- Given exercise:
Scan the entries below for the word "Цена". Copy each line that has it.

- Rows:
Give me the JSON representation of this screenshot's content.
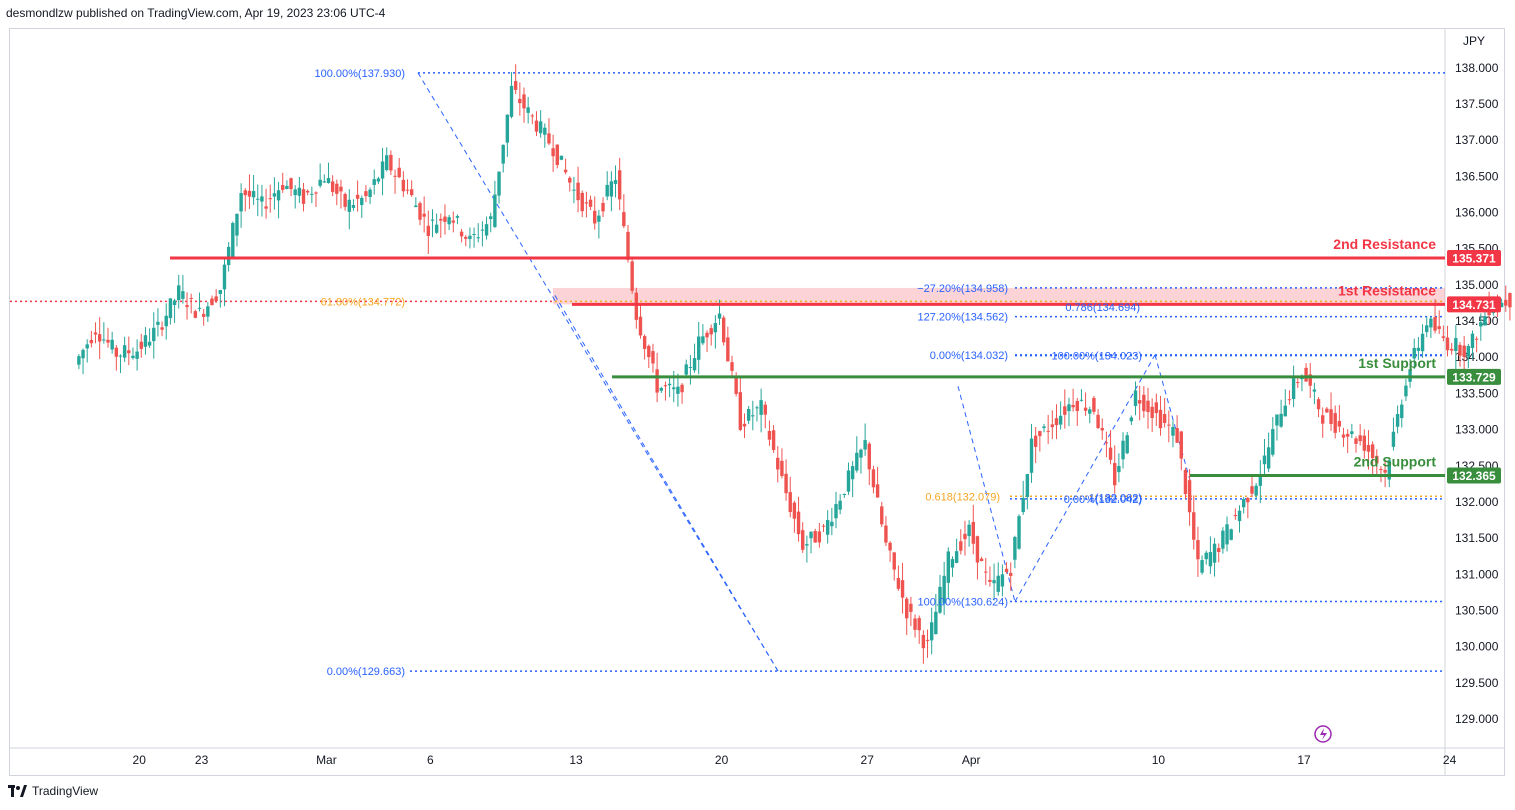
{
  "header": {
    "published": "desmondlzw published on TradingView.com, Apr 19, 2023 23:06 UTC-4"
  },
  "footer": {
    "brand": "TradingView"
  },
  "chart_data": {
    "type": "candlestick",
    "currency": "JPY",
    "ylim": [
      128.6,
      138.55
    ],
    "y_ticks": [
      "129.000",
      "129.500",
      "130.000",
      "130.500",
      "131.000",
      "131.500",
      "132.000",
      "132.500",
      "133.000",
      "133.500",
      "134.000",
      "134.500",
      "135.000",
      "135.500",
      "136.000",
      "136.500",
      "137.000",
      "137.500",
      "138.000"
    ],
    "x_ticks": [
      {
        "label": "20",
        "day": -1
      },
      {
        "label": "23",
        "day": 2
      },
      {
        "label": "Mar",
        "day": 8
      },
      {
        "label": "6",
        "day": 13
      },
      {
        "label": "13",
        "day": 20
      },
      {
        "label": "20",
        "day": 27
      },
      {
        "label": "27",
        "day": 34
      },
      {
        "label": "Apr",
        "day": 39
      },
      {
        "label": "10",
        "day": 48
      },
      {
        "label": "17",
        "day": 55
      },
      {
        "label": "24",
        "day": 62
      }
    ],
    "daily_closes": [
      [
        -4,
        133.9
      ],
      [
        -3,
        134.4
      ],
      [
        -2,
        134.05
      ],
      [
        -1,
        134.1
      ],
      [
        0,
        134.4
      ],
      [
        1,
        134.9
      ],
      [
        2,
        134.6
      ],
      [
        3,
        134.95
      ],
      [
        4,
        136.3
      ],
      [
        5,
        136.1
      ],
      [
        6,
        136.4
      ],
      [
        7,
        136.2
      ],
      [
        8,
        136.5
      ],
      [
        9,
        136.1
      ],
      [
        10,
        136.2
      ],
      [
        11,
        136.7
      ],
      [
        12,
        136.3
      ],
      [
        13,
        135.8
      ],
      [
        14,
        136.0
      ],
      [
        15,
        135.6
      ],
      [
        16,
        135.9
      ],
      [
        17,
        137.7
      ],
      [
        18,
        137.3
      ],
      [
        19,
        136.9
      ],
      [
        20,
        136.3
      ],
      [
        21,
        135.9
      ],
      [
        22,
        136.5
      ],
      [
        23,
        134.6
      ],
      [
        24,
        133.6
      ],
      [
        25,
        133.5
      ],
      [
        26,
        134.2
      ],
      [
        27,
        134.6
      ],
      [
        28,
        133.1
      ],
      [
        29,
        133.3
      ],
      [
        30,
        132.3
      ],
      [
        31,
        131.4
      ],
      [
        32,
        131.6
      ],
      [
        33,
        132.2
      ],
      [
        34,
        132.8
      ],
      [
        35,
        131.4
      ],
      [
        36,
        130.5
      ],
      [
        37,
        130.0
      ],
      [
        38,
        131.2
      ],
      [
        39,
        131.6
      ],
      [
        40,
        130.8
      ],
      [
        41,
        131.1
      ],
      [
        42,
        132.8
      ],
      [
        43,
        133.1
      ],
      [
        44,
        133.4
      ],
      [
        45,
        133.3
      ],
      [
        46,
        132.3
      ],
      [
        47,
        133.5
      ],
      [
        48,
        133.2
      ],
      [
        49,
        132.9
      ],
      [
        50,
        131.1
      ],
      [
        51,
        131.4
      ],
      [
        52,
        131.9
      ],
      [
        53,
        132.4
      ],
      [
        54,
        133.3
      ],
      [
        55,
        133.8
      ],
      [
        56,
        133.2
      ],
      [
        57,
        133.0
      ],
      [
        58,
        132.8
      ],
      [
        59,
        132.4
      ],
      [
        60,
        133.7
      ],
      [
        61,
        134.5
      ],
      [
        62,
        134.2
      ],
      [
        63,
        134.1
      ],
      [
        64,
        134.7
      ],
      [
        65,
        134.8
      ]
    ],
    "horizontal_levels": [
      {
        "name": "2nd Resistance",
        "value": 135.371,
        "label": "135.371",
        "color": "#f23645"
      },
      {
        "name": "1st Resistance",
        "value": 134.731,
        "label": "134.731",
        "color": "#f23645"
      },
      {
        "name": "1st Support",
        "value": 133.729,
        "label": "133.729",
        "color": "#388e3c"
      },
      {
        "name": "2nd Support",
        "value": 132.365,
        "label": "132.365",
        "color": "#388e3c"
      }
    ],
    "resistance_zone": [
      134.731,
      134.958
    ],
    "fib_labels": [
      {
        "text": "100.00%(137.930)",
        "value": 137.93,
        "color": "#2962ff"
      },
      {
        "text": "61.80%(134.772)",
        "value": 134.772,
        "color": "#f5a623"
      },
      {
        "text": "0.00%(129.663)",
        "value": 129.663,
        "color": "#2962ff"
      },
      {
        "text": "−27.20%(134.958)",
        "value": 134.958,
        "color": "#2962ff"
      },
      {
        "text": "0.786(134.694)",
        "value": 134.694,
        "color": "#2962ff"
      },
      {
        "text": "127.20%(134.562)",
        "value": 134.562,
        "color": "#2962ff"
      },
      {
        "text": "0.00%(134.032)",
        "value": 134.032,
        "color": "#2962ff"
      },
      {
        "text": "100.00%(134.023)",
        "value": 134.023,
        "color": "#2962ff"
      },
      {
        "text": "0.618(132.079)",
        "value": 132.079,
        "color": "#f5a623"
      },
      {
        "text": "1(132.062)",
        "value": 132.062,
        "color": "#2962ff"
      },
      {
        "text": "0.00%(132.042)",
        "value": 132.042,
        "color": "#2962ff"
      },
      {
        "text": "100.00%(130.624)",
        "value": 130.624,
        "color": "#2962ff"
      }
    ],
    "colors": {
      "up": "#26a69a",
      "down": "#ef5350",
      "resistance": "#f23645",
      "support": "#388e3c",
      "fib": "#2962ff",
      "golden": "#f5a623"
    }
  }
}
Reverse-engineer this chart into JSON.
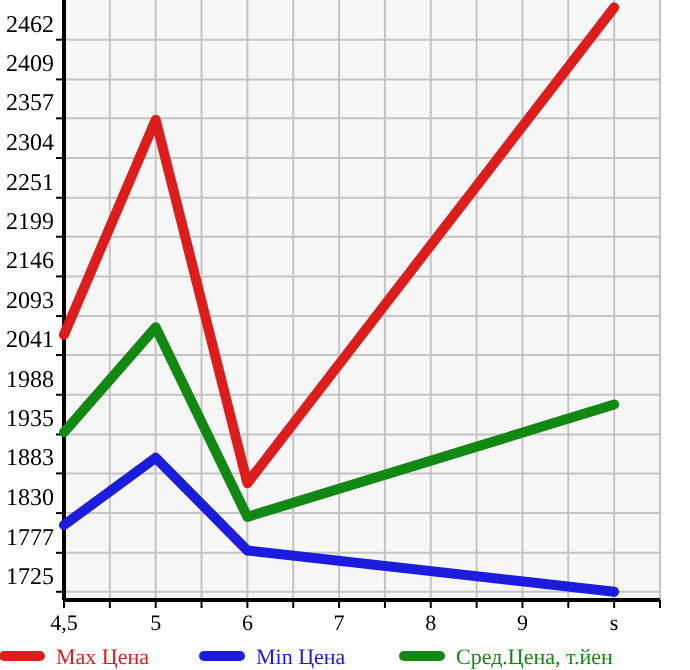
{
  "chart_data": {
    "type": "line",
    "categories": [
      "4,5",
      "5",
      "6",
      "7",
      "8",
      "9",
      "s"
    ],
    "series": [
      {
        "name": "Max Цена",
        "color": "#dd1c1c",
        "values": [
          2068,
          2355,
          1870,
          null,
          null,
          null,
          2505
        ]
      },
      {
        "name": "Min Цена",
        "color": "#1c1cdd",
        "values": [
          1814,
          1904,
          1780,
          null,
          null,
          null,
          1725
        ]
      },
      {
        "name": "Сред.Цена, т.йен",
        "color": "#118811",
        "values": [
          1938,
          2078,
          1825,
          null,
          null,
          null,
          1975
        ]
      }
    ],
    "ylim": [
      1714,
      2515
    ],
    "yticks": [
      1725,
      1777,
      1830,
      1883,
      1935,
      1988,
      2041,
      2093,
      2146,
      2199,
      2251,
      2304,
      2357,
      2409,
      2462
    ],
    "grid": true,
    "legend": "bottom",
    "marker": "none",
    "line_style": "solid"
  }
}
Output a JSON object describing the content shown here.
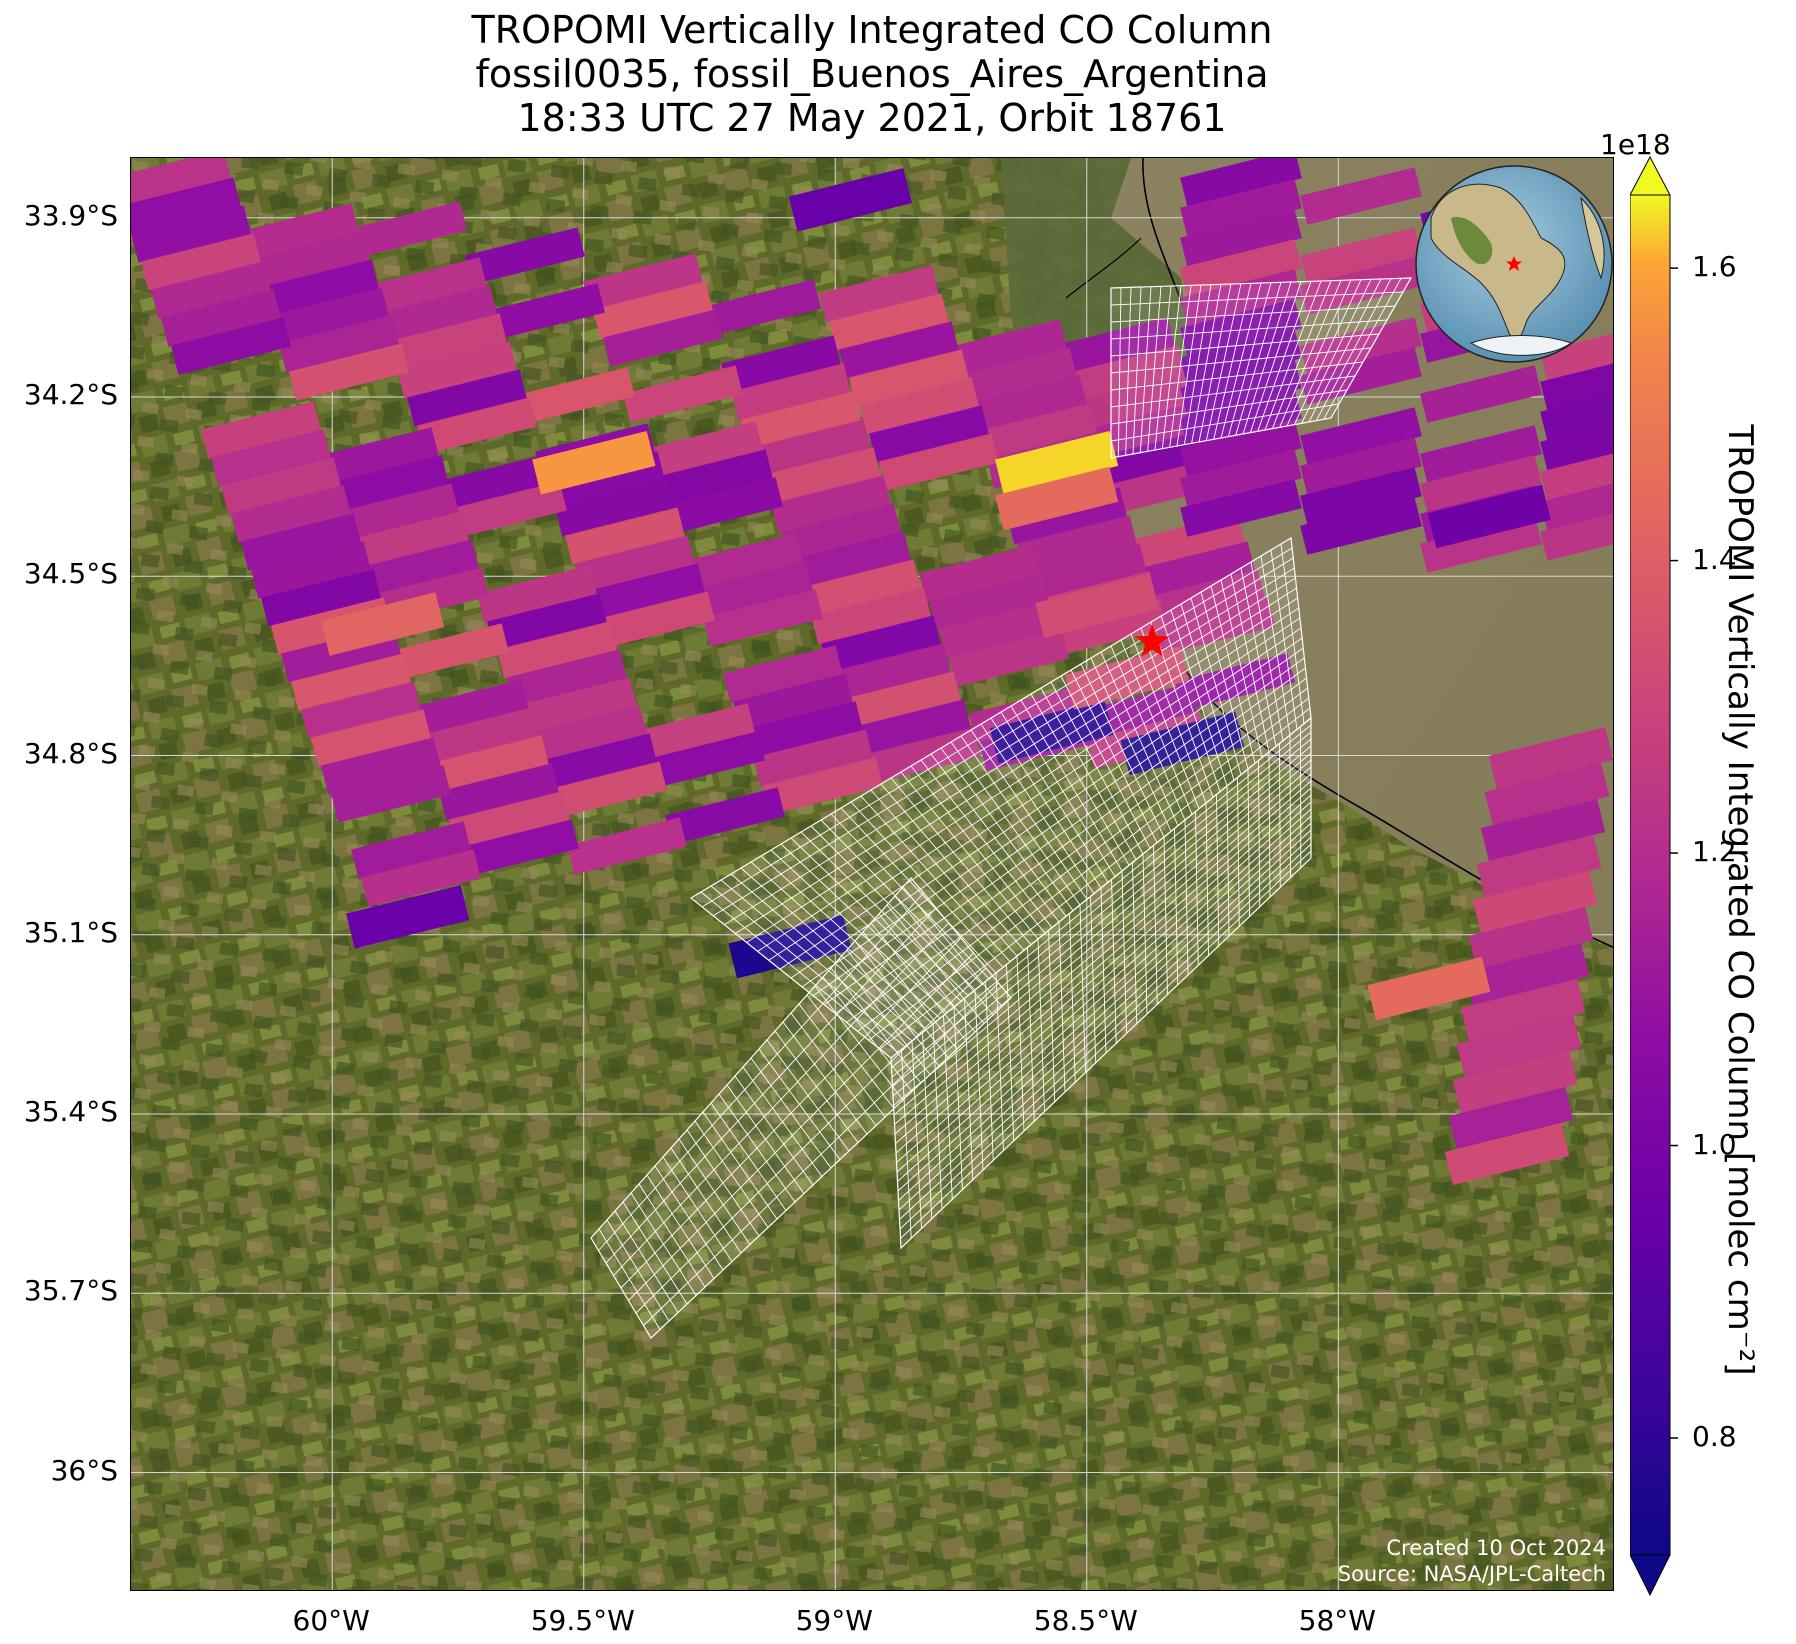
{
  "title": {
    "line1": "TROPOMI Vertically Integrated CO Column",
    "line2": "fossil0035, fossil_Buenos_Aires_Argentina",
    "line3": "18:33 UTC 27 May 2021, Orbit 18761"
  },
  "map": {
    "lon_range": [
      -60.4,
      -57.45
    ],
    "lat_range": [
      -36.2,
      -33.8
    ],
    "lat_ticks": [
      "33.9°S",
      "34.2°S",
      "34.5°S",
      "34.8°S",
      "35.1°S",
      "35.4°S",
      "35.7°S",
      "36°S"
    ],
    "lat_values": [
      -33.9,
      -34.2,
      -34.5,
      -34.8,
      -35.1,
      -35.4,
      -35.7,
      -36.0
    ],
    "lon_ticks": [
      "60°W",
      "59.5°W",
      "59°W",
      "58.5°W",
      "58°W"
    ],
    "lon_values": [
      -60.0,
      -59.5,
      -59.0,
      -58.5,
      -58.0
    ],
    "gridlines": true,
    "site_marker": {
      "lon": -58.37,
      "lat": -34.61,
      "symbol": "star",
      "color": "#ff0000"
    },
    "background": "satellite imagery",
    "inset": "globe centered on South America with red star marker"
  },
  "colorbar": {
    "label": "TROPOMI Vertically Integrated CO Column [molec cm⁻²]",
    "exponent": "1e18",
    "range": [
      0.72,
      1.65
    ],
    "ticks": [
      "0.8",
      "1.0",
      "1.2",
      "1.4",
      "1.6"
    ],
    "tick_values": [
      0.8,
      1.0,
      1.2,
      1.4,
      1.6
    ],
    "colormap": "plasma",
    "extend": "both"
  },
  "credits": {
    "created": "Created 10 Oct 2024",
    "source": "Source: NASA/JPL-Caltech"
  },
  "chart_data": {
    "type": "heatmap",
    "units": "molec cm-2 (x1e18)",
    "sample_pixels": [
      {
        "lon": -59.48,
        "lat": -34.31,
        "value": 1.57
      },
      {
        "lon": -58.56,
        "lat": -34.31,
        "value": 1.63
      },
      {
        "lon": -58.56,
        "lat": -34.37,
        "value": 1.44
      },
      {
        "lon": -59.9,
        "lat": -34.58,
        "value": 1.42
      },
      {
        "lon": -58.57,
        "lat": -34.76,
        "value": 0.78
      },
      {
        "lon": -58.31,
        "lat": -34.78,
        "value": 0.76
      },
      {
        "lon": -59.09,
        "lat": -35.12,
        "value": 0.76
      },
      {
        "lon": -57.82,
        "lat": -35.19,
        "value": 1.44
      },
      {
        "lon": -59.85,
        "lat": -35.07,
        "value": 0.95
      },
      {
        "lon": -58.97,
        "lat": -33.87,
        "value": 0.95
      },
      {
        "lon": -57.7,
        "lat": -34.4,
        "value": 0.97
      },
      {
        "lon": -58.42,
        "lat": -34.67,
        "value": 1.33
      },
      {
        "lon": -58.48,
        "lat": -34.55,
        "value": 1.33
      }
    ]
  }
}
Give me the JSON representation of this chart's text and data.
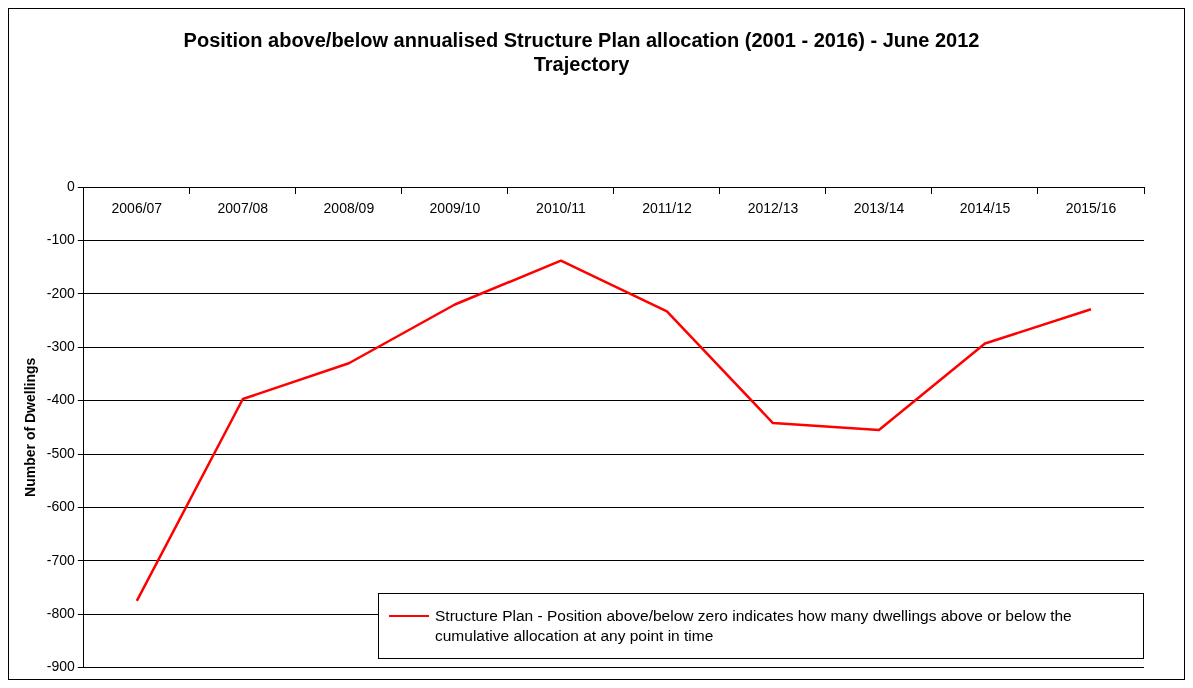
{
  "chart_data": {
    "type": "line",
    "title": "Position above/below annualised Structure Plan allocation (2001 - 2016) - June 2012",
    "subtitle": "Trajectory",
    "ylabel": "Number of Dwellings",
    "categories": [
      "2006/07",
      "2007/08",
      "2008/09",
      "2009/10",
      "2010/11",
      "2011/12",
      "2012/13",
      "2013/14",
      "2014/15",
      "2015/16"
    ],
    "series": [
      {
        "name": "Structure Plan - Position above/below zero indicates how many dwellings above or below the cumulative allocation at any point in time",
        "color": "#ff0000",
        "values": [
          -775,
          -397,
          -330,
          -220,
          -138,
          -233,
          -442,
          -455,
          -293,
          -229
        ]
      }
    ],
    "ylim": [
      -900,
      0
    ],
    "yticks": [
      0,
      -100,
      -200,
      -300,
      -400,
      -500,
      -600,
      -700,
      -800,
      -900
    ],
    "grid": "y",
    "legend": "bottom right",
    "marker": "none",
    "line_style": "solid"
  }
}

- Full response:
        "name": "Max Цена",
        "name": "Min Цена",
        "name": "Сред.Цена, т.йен",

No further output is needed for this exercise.